### EXERCISE
Transcribe every entry word for word, but skip the images.
★ ★ ★ ★ ★ ★ ★
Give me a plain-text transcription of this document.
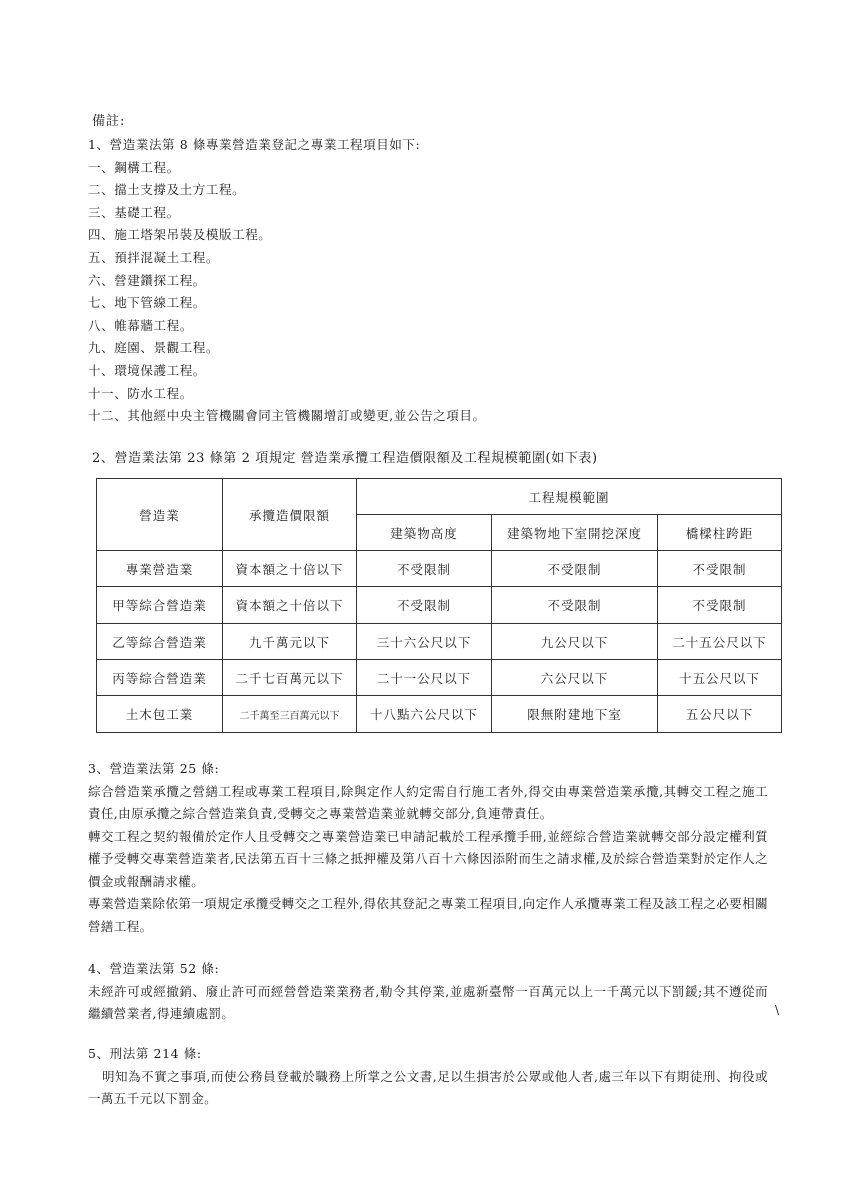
備註:
1、營造業法第 8 條專業營造業登記之專業工程項目如下:
一、鋼構工程。
二、擋土支撐及土方工程。
三、基礎工程。
四、施工塔架吊裝及模版工程。
五、預拌混凝土工程。
六、營建鑽探工程。
七、地下管線工程。
八、帷幕牆工程。
九、庭園、景觀工程。
十、環境保護工程。
十一、防水工程。
十二、其他經中央主管機關會同主管機關增訂或變更,並公告之項目。
2、營造業法第 23 條第 2 項規定 營造業承攬工程造價限額及工程規模範圍(如下表)
營造業	承攬造價限額	工程規模範圍		
		建築物高度	建築物地下室開挖深度	橋樑柱跨距
專業營造業	資本額之十倍以下	不受限制	不受限制	不受限制
甲等綜合營造業	資本額之十倍以下	不受限制	不受限制	不受限制
乙等綜合營造業	九千萬元以下	三十六公尺以下	九公尺以下	二十五公尺以下
丙等綜合營造業	二千七百萬元以下	二十一公尺以下	六公尺以下	十五公尺以下
土木包工業	二千萬至三百萬元以下	十八點六公尺以下	限無附建地下室	五公尺以下
3、營造業法第 25 條:

綜合營造業承攬之營繕工程或專業工程項目,除與定作人約定需自行施工者外,得交由專業營造業承攬,其轉交工程之施工責任,由原承攬之綜合營造業負責,受轉交之專業營造業並就轉交部分,負連帶責任。

轉交工程之契約報備於定作人且受轉交之專業營造業已申請記載於工程承攬手冊,並經綜合營造業就轉交部分設定權利質權予受轉交專業營造業者,民法第五百十三條之抵押權及第八百十六條因添附而生之請求權,及於綜合營造業對於定作人之價金或報酬請求權。

專業營造業除依第一項規定承攬受轉交之工程外,得依其登記之專業工程項目,向定作人承攬專業工程及該工程之必要相關營繕工程。

4、營造業法第 52 條:

未經許可或經撤銷、廢止許可而經營營造業業務者,勒令其停業,並處新臺幣一百萬元以上一千萬元以下罰鍰;其不遵從而繼續營業者,得連續處罰。

5、刑法第 214 條:

明知為不實之事項,而使公務員登載於職務上所掌之公文書,足以生損害於公眾或他人者,處三年以下有期徒刑、拘役或一萬五千元以下罰金。

\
★ ★ ★ ★ ★ ★ ★
### ANSWER BELOW
Give me a plain-text transcription of this document.
備註:
1、營造業法第 8 條專業營造業登記之專業工程項目如下:
一、鋼構工程。
二、擋土支撐及土方工程。
三、基礎工程。
四、施工塔架吊裝及模版工程。
五、預拌混凝土工程。
六、營建鑽探工程。
七、地下管線工程。
八、帷幕牆工程。
九、庭園、景觀工程。
十、環境保護工程。
十一、防水工程。
十二、其他經中央主管機關會同主管機關增訂或變更,並公告之項目。
2、營造業法第 23 條第 2 項規定 營造業承攬工程造價限額及工程規模範圍(如下表)
營造業	承攬造價限額	工程規模範圍		
		建築物高度	建築物地下室開挖深度	橋樑柱跨距
專業營造業	資本額之十倍以下	不受限制	不受限制	不受限制
甲等綜合營造業	資本額之十倍以下	不受限制	不受限制	不受限制
乙等綜合營造業	九千萬元以下	三十六公尺以下	九公尺以下	二十五公尺以下
丙等綜合營造業	二千七百萬元以下	二十一公尺以下	六公尺以下	十五公尺以下
土木包工業	二千萬至三百萬元以下	十八點六公尺以下	限無附建地下室	五公尺以下
3、營造業法第 25 條:

綜合營造業承攬之營繕工程或專業工程項目,除與定作人約定需自行施工者外,得交由專業營造業承攬,其轉交工程之施工責任,由原承攬之綜合營造業負責,受轉交之專業營造業並就轉交部分,負連帶責任。

轉交工程之契約報備於定作人且受轉交之專業營造業已申請記載於工程承攬手冊,並經綜合營造業就轉交部分設定權利質權予受轉交專業營造業者,民法第五百十三條之抵押權及第八百十六條因添附而生之請求權,及於綜合營造業對於定作人之價金或報酬請求權。

專業營造業除依第一項規定承攬受轉交之工程外,得依其登記之專業工程項目,向定作人承攬專業工程及該工程之必要相關營繕工程。

4、營造業法第 52 條:

未經許可或經撤銷、廢止許可而經營營造業業務者,勒令其停業,並處新臺幣一百萬元以上一千萬元以下罰鍰;其不遵從而繼續營業者,得連續處罰。

5、刑法第 214 條:

明知為不實之事項,而使公務員登載於職務上所掌之公文書,足以生損害於公眾或他人者,處三年以下有期徒刑、拘役或一萬五千元以下罰金。

\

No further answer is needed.